Set problem
Pick out all lines in the listing holding the string "Amount" and copy them.

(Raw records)
__________________________________________________

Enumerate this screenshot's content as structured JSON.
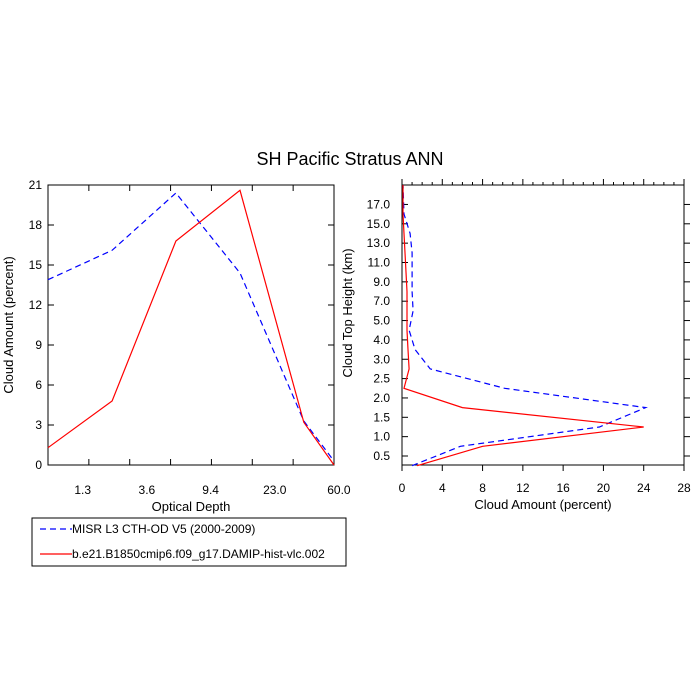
{
  "title": "SH Pacific Stratus ANN",
  "colors": {
    "misr": "#0000ff",
    "model": "#ff0000",
    "axis": "#000000"
  },
  "legend": [
    {
      "name": "MISR L3 CTH-OD V5 (2000-2009)",
      "color": "#0000ff",
      "dash": "dashed"
    },
    {
      "name": "b.e21.B1850cmip6.f09_g17.DAMIP-hist-vlc.002",
      "color": "#ff0000",
      "dash": "solid"
    }
  ],
  "chart_data": [
    {
      "type": "line",
      "xlabel": "Optical Depth",
      "ylabel": "Cloud Amount (percent)",
      "ylim": [
        0,
        21
      ],
      "xlim": [
        0,
        7
      ],
      "yticks": [
        0,
        3,
        6,
        9,
        12,
        15,
        18,
        21
      ],
      "xtick_positions": [
        1,
        2,
        3,
        4,
        5,
        6
      ],
      "xtick_labels": [
        "1.3",
        "3.6",
        "9.4",
        "23.0",
        "60.0"
      ],
      "xtick_label_positions": [
        0.85,
        2.42,
        3.98,
        5.55,
        7.12
      ],
      "x": [
        0.0,
        1.57,
        3.13,
        4.7,
        6.26,
        7.0
      ],
      "series": [
        {
          "name": "MISR L3 CTH-OD V5 (2000-2009)",
          "values": [
            13.9,
            16.1,
            20.4,
            14.4,
            3.3,
            0.3
          ]
        },
        {
          "name": "b.e21.B1850cmip6.f09_g17.DAMIP-hist-vlc.002",
          "values": [
            1.3,
            4.8,
            16.8,
            20.6,
            3.2,
            0.0
          ]
        }
      ]
    },
    {
      "type": "line",
      "xlabel": "Cloud Amount (percent)",
      "ylabel": "Cloud Top Height (km)",
      "xlim": [
        0,
        28
      ],
      "xticks": [
        0,
        4,
        8,
        12,
        16,
        20,
        24,
        28
      ],
      "ytick_labels": [
        "0.5",
        "1.0",
        "1.5",
        "2.0",
        "2.5",
        "3.0",
        "4.0",
        "5.0",
        "7.0",
        "9.0",
        "11.0",
        "13.0",
        "15.0",
        "17.0"
      ],
      "series": [
        {
          "name": "MISR L3 CTH-OD V5 (2000-2009)",
          "values": [
            1.0,
            5.8,
            19.6,
            24.2,
            10.2,
            2.8,
            1.3,
            0.7,
            1.1,
            1.0,
            1.0,
            1.0,
            0.8,
            0.2,
            0.1
          ]
        },
        {
          "name": "b.e21.B1850cmip6.f09_g17.DAMIP-hist-vlc.002",
          "values": [
            1.5,
            8.0,
            24.0,
            6.0,
            0.2,
            0.7,
            0.6,
            0.5,
            0.5,
            0.5,
            0.4,
            0.3,
            0.2,
            0.1,
            0.1
          ]
        }
      ]
    }
  ]
}
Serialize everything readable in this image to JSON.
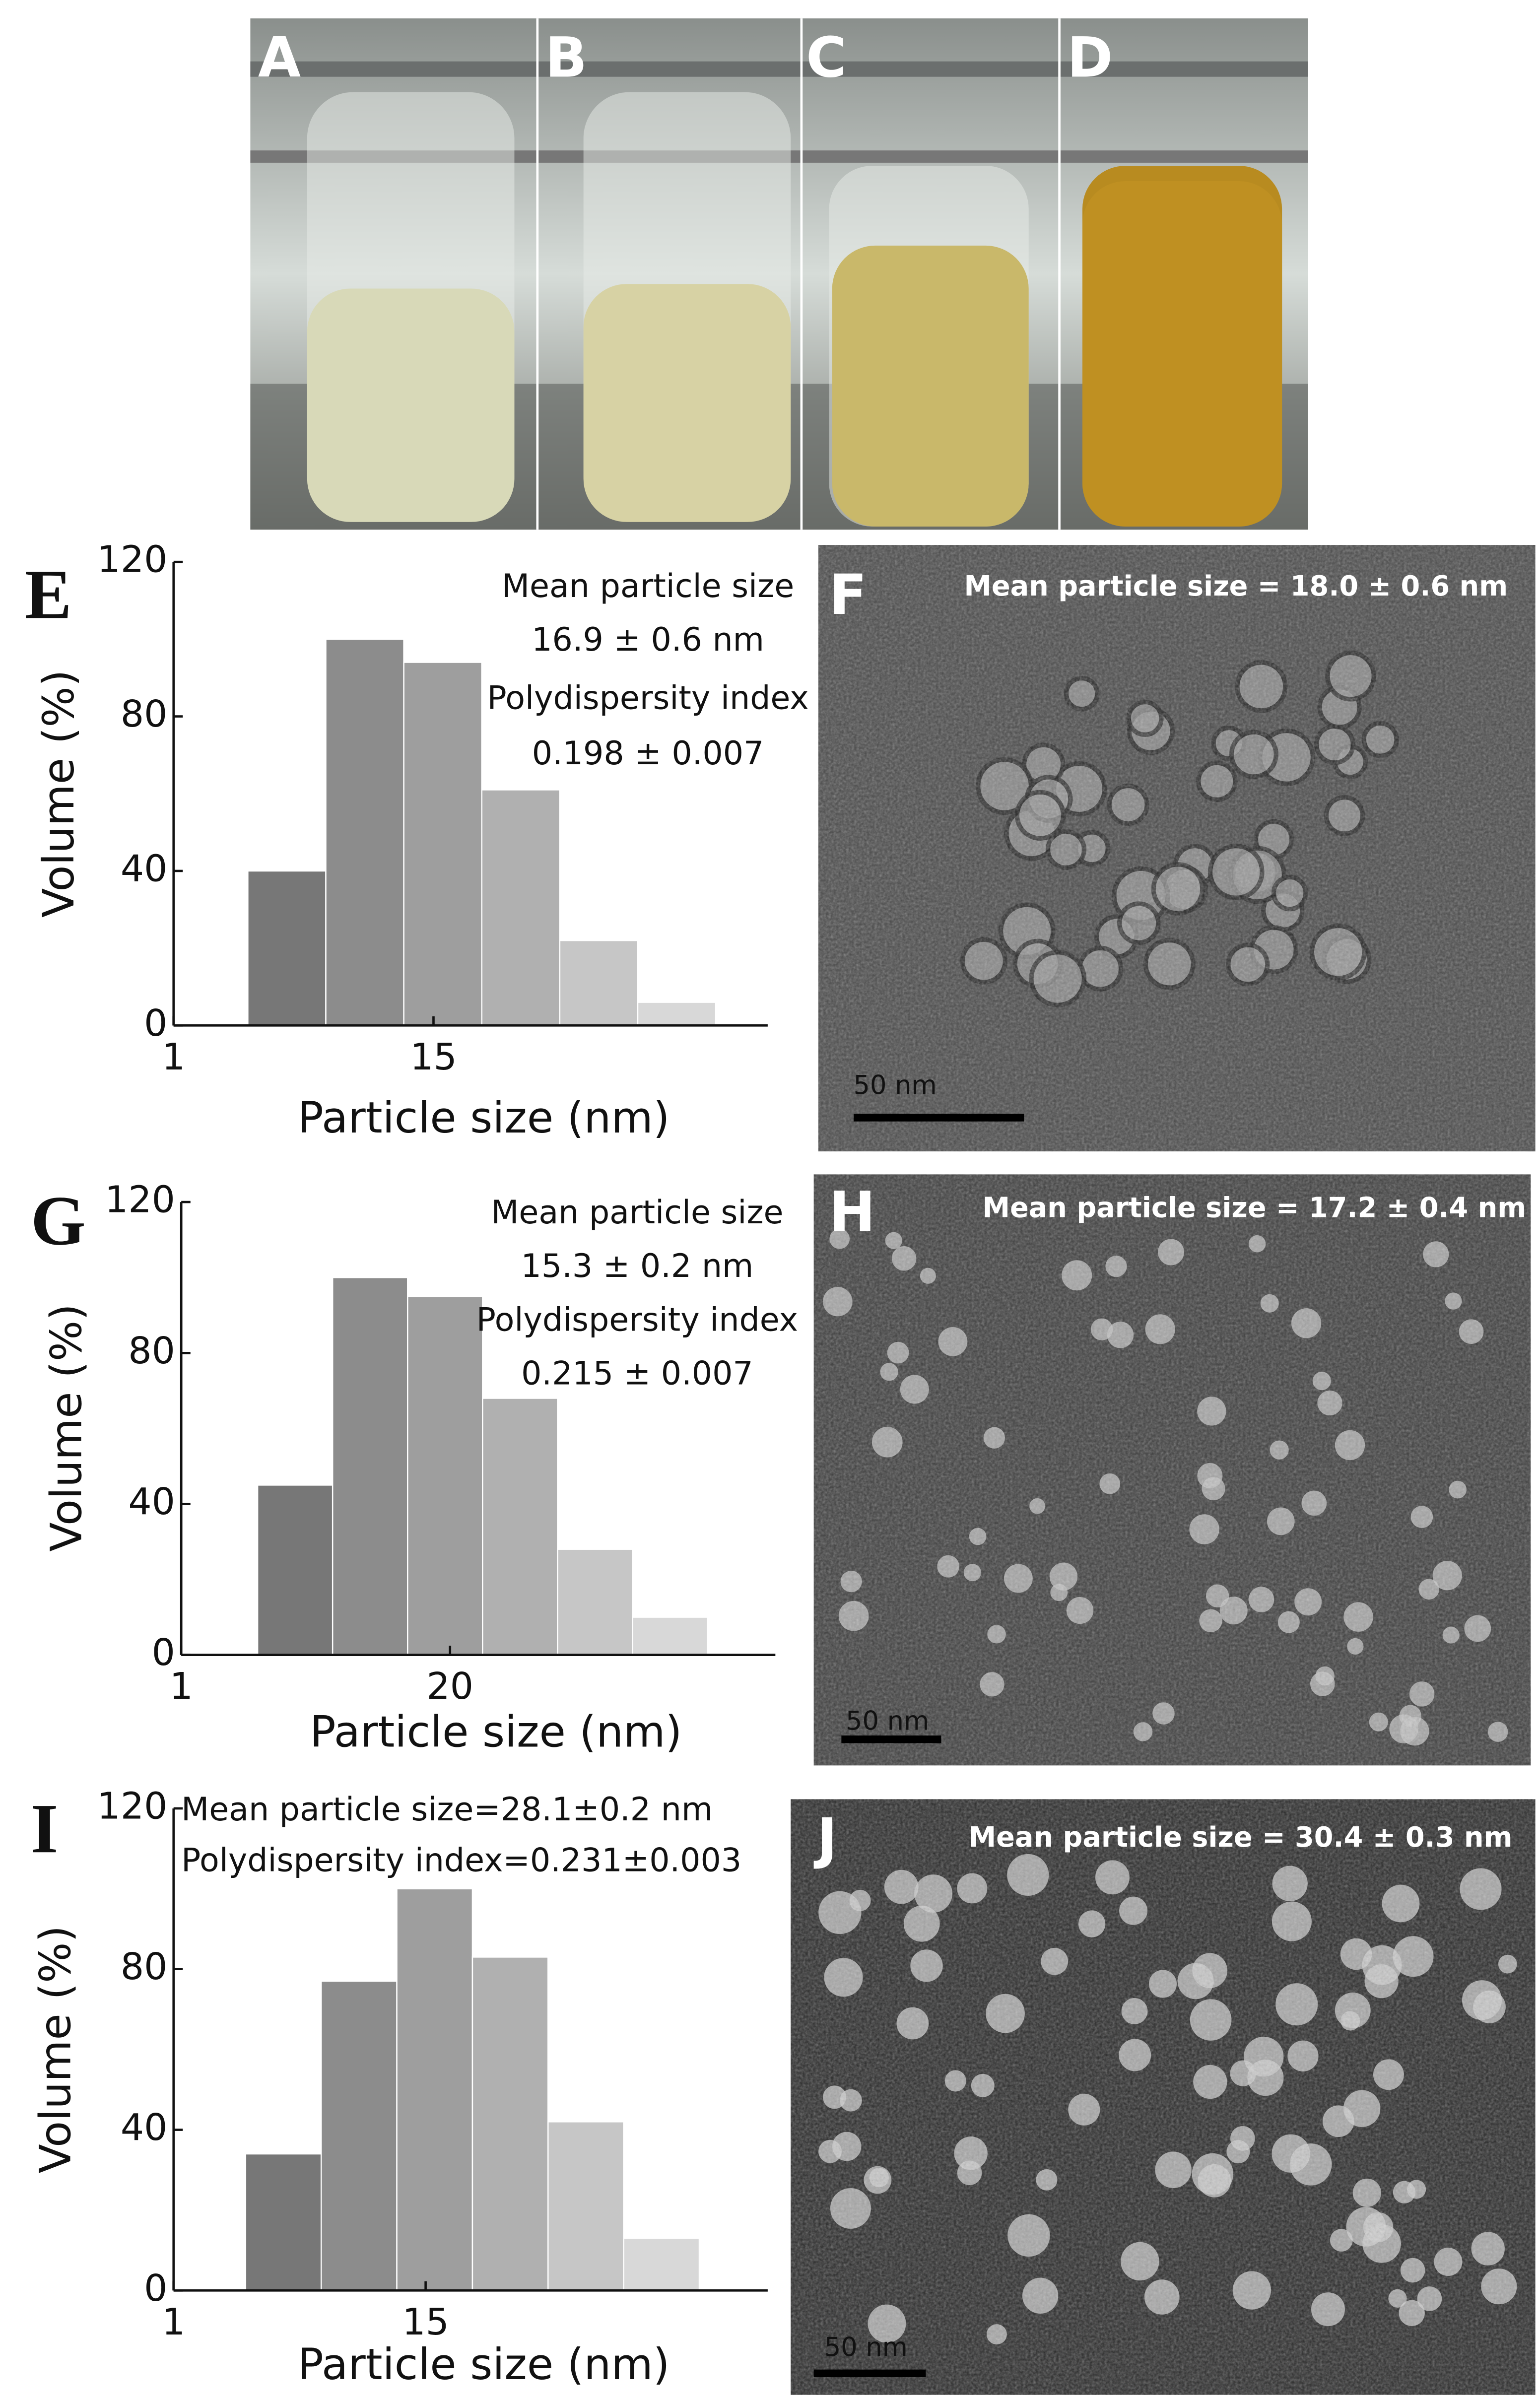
{
  "photo_labels": [
    "A",
    "B",
    "C",
    "D"
  ],
  "chart_data": [
    {
      "type": "histogram",
      "panel": "E",
      "bins": [
        5,
        9.2,
        13.4,
        17.6,
        21.8,
        26,
        30.2
      ],
      "values": [
        40,
        100,
        94,
        61,
        22,
        6
      ],
      "colors": [
        "#777777",
        "#8c8c8c",
        "#9e9e9e",
        "#b0b0b0",
        "#c6c6c6",
        "#d8d8d8"
      ],
      "xlim": [
        1,
        33
      ],
      "xticks": [
        1,
        15
      ],
      "ylim": [
        0,
        120
      ],
      "yticks": [
        0,
        40,
        80,
        120
      ],
      "xlabel": "Particle size (nm)",
      "ylabel": "Volume (%)",
      "annotations": [
        "Mean particle size",
        "16.9 ± 0.6 nm",
        "Polydispersity index",
        "0.198 ± 0.007"
      ]
    },
    {
      "type": "histogram",
      "panel": "G",
      "bins": [
        6.4,
        11.7,
        17,
        22.3,
        27.6,
        32.9,
        38.2
      ],
      "values": [
        45,
        100,
        95,
        68,
        28,
        10
      ],
      "colors": [
        "#777777",
        "#8c8c8c",
        "#9e9e9e",
        "#b0b0b0",
        "#c6c6c6",
        "#d8d8d8"
      ],
      "xlim": [
        1,
        43
      ],
      "xticks": [
        1,
        20
      ],
      "ylim": [
        0,
        120
      ],
      "yticks": [
        0,
        40,
        80,
        120
      ],
      "xlabel": "Particle size (nm)",
      "ylabel": "Volume (%)",
      "annotations": [
        "Mean particle size",
        "15.3 ± 0.2 nm",
        "Polydispersity index",
        "0.215 ± 0.007"
      ]
    },
    {
      "type": "histogram",
      "panel": "I",
      "bins": [
        5,
        9.2,
        13.4,
        17.6,
        21.8,
        26,
        30.2
      ],
      "values": [
        34,
        77,
        100,
        83,
        42,
        13
      ],
      "colors": [
        "#777777",
        "#8c8c8c",
        "#9e9e9e",
        "#b0b0b0",
        "#c6c6c6",
        "#d8d8d8"
      ],
      "xlim": [
        1,
        34
      ],
      "xticks": [
        1,
        15
      ],
      "ylim": [
        0,
        120
      ],
      "yticks": [
        0,
        40,
        80,
        120
      ],
      "xlabel": "Particle size (nm)",
      "ylabel": "Volume (%)",
      "annotations": [
        "Mean particle size=28.1±0.2 nm",
        "Polydispersity index=0.231±0.003"
      ]
    }
  ],
  "micrographs": [
    {
      "panel": "F",
      "caption": "Mean particle size = 18.0 ± 0.6 nm",
      "scale_bar": "50 nm"
    },
    {
      "panel": "H",
      "caption": "Mean particle size = 17.2 ± 0.4 nm",
      "scale_bar": "50 nm"
    },
    {
      "panel": "J",
      "caption": "Mean particle size = 30.4 ± 0.3 nm",
      "scale_bar": "50 nm"
    }
  ]
}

__________________________________________________

Result below
      "ylabel": "Cloud Amount (percent)",
      "xlabel": "Cloud Amount (percent)",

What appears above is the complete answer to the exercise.